Do this: Can you write out all of the material below, word for word?

Data:
━━━━━━━━━━━━━━━━
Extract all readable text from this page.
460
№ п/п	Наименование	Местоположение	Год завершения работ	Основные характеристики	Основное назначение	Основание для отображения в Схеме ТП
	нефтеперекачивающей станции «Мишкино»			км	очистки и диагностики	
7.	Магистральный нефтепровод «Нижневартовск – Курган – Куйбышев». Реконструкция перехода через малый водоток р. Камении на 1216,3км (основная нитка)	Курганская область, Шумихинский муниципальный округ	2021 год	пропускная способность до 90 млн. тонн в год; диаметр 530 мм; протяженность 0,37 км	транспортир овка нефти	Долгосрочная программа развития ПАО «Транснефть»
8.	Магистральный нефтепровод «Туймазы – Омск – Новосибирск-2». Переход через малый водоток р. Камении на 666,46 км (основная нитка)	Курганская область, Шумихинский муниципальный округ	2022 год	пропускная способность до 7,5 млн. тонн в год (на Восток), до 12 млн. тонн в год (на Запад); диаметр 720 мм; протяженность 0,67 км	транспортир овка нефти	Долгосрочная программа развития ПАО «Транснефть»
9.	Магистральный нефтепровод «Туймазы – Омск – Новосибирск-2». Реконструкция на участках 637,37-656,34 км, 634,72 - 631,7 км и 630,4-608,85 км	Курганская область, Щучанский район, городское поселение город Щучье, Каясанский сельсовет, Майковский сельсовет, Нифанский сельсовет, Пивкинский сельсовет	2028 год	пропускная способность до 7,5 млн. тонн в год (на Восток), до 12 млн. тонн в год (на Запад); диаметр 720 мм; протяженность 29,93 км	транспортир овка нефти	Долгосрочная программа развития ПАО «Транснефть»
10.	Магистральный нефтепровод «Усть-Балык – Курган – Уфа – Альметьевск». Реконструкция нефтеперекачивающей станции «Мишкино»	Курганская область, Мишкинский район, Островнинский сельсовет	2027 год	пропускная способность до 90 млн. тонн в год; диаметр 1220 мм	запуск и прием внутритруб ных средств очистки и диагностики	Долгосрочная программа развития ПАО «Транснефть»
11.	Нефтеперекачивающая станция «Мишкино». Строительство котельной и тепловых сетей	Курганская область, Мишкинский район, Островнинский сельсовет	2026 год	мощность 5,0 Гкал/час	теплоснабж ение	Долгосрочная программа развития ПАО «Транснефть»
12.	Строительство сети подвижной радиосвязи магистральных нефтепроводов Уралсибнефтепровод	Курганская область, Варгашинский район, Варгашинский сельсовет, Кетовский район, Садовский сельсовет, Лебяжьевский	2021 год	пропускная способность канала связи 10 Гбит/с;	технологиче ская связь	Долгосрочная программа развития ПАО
━━━━━━━━━━━━━━━━
Final answer:
Extract all readable text from this page.
460
№ п/п	Наименование	Местоположение	Год завершения работ	Основные характеристики	Основное назначение	Основание для отображения в Схеме ТП
	нефтеперекачивающей станции «Мишкино»			км	очистки и диагностики	
7.	Магистральный нефтепровод «Нижневартовск – Курган – Куйбышев». Реконструкция перехода через малый водоток р. Камении на 1216,3км (основная нитка)	Курганская область, Шумихинский муниципальный округ	2021 год	пропускная способность до 90 млн. тонн в год; диаметр 530 мм; протяженность 0,37 км	транспортир овка нефти	Долгосрочная программа развития ПАО «Транснефть»
8.	Магистральный нефтепровод «Туймазы – Омск – Новосибирск-2». Переход через малый водоток р. Камении на 666,46 км (основная нитка)	Курганская область, Шумихинский муниципальный округ	2022 год	пропускная способность до 7,5 млн. тонн в год (на Восток), до 12 млн. тонн в год (на Запад); диаметр 720 мм; протяженность 0,67 км	транспортир овка нефти	Долгосрочная программа развития ПАО «Транснефть»
9.	Магистральный нефтепровод «Туймазы – Омск – Новосибирск-2». Реконструкция на участках 637,37-656,34 км, 634,72 - 631,7 км и 630,4-608,85 км	Курганская область, Щучанский район, городское поселение город Щучье, Каясанский сельсовет, Майковский сельсовет, Нифанский сельсовет, Пивкинский сельсовет	2028 год	пропускная способность до 7,5 млн. тонн в год (на Восток), до 12 млн. тонн в год (на Запад); диаметр 720 мм; протяженность 29,93 км	транспортир овка нефти	Долгосрочная программа развития ПАО «Транснефть»
10.	Магистральный нефтепровод «Усть-Балык – Курган – Уфа – Альметьевск». Реконструкция нефтеперекачивающей станции «Мишкино»	Курганская область, Мишкинский район, Островнинский сельсовет	2027 год	пропускная способность до 90 млн. тонн в год; диаметр 1220 мм	запуск и прием внутритруб ных средств очистки и диагностики	Долгосрочная программа развития ПАО «Транснефть»
11.	Нефтеперекачивающая станция «Мишкино». Строительство котельной и тепловых сетей	Курганская область, Мишкинский район, Островнинский сельсовет	2026 год	мощность 5,0 Гкал/час	теплоснабж ение	Долгосрочная программа развития ПАО «Транснефть»
12.	Строительство сети подвижной радиосвязи магистральных нефтепроводов Уралсибнефтепровод	Курганская область, Варгашинский район, Варгашинский сельсовет, Кетовский район, Садовский сельсовет, Лебяжьевский	2021 год	пропускная способность канала связи 10 Гбит/с;	технологиче ская связь	Долгосрочная программа развития ПАО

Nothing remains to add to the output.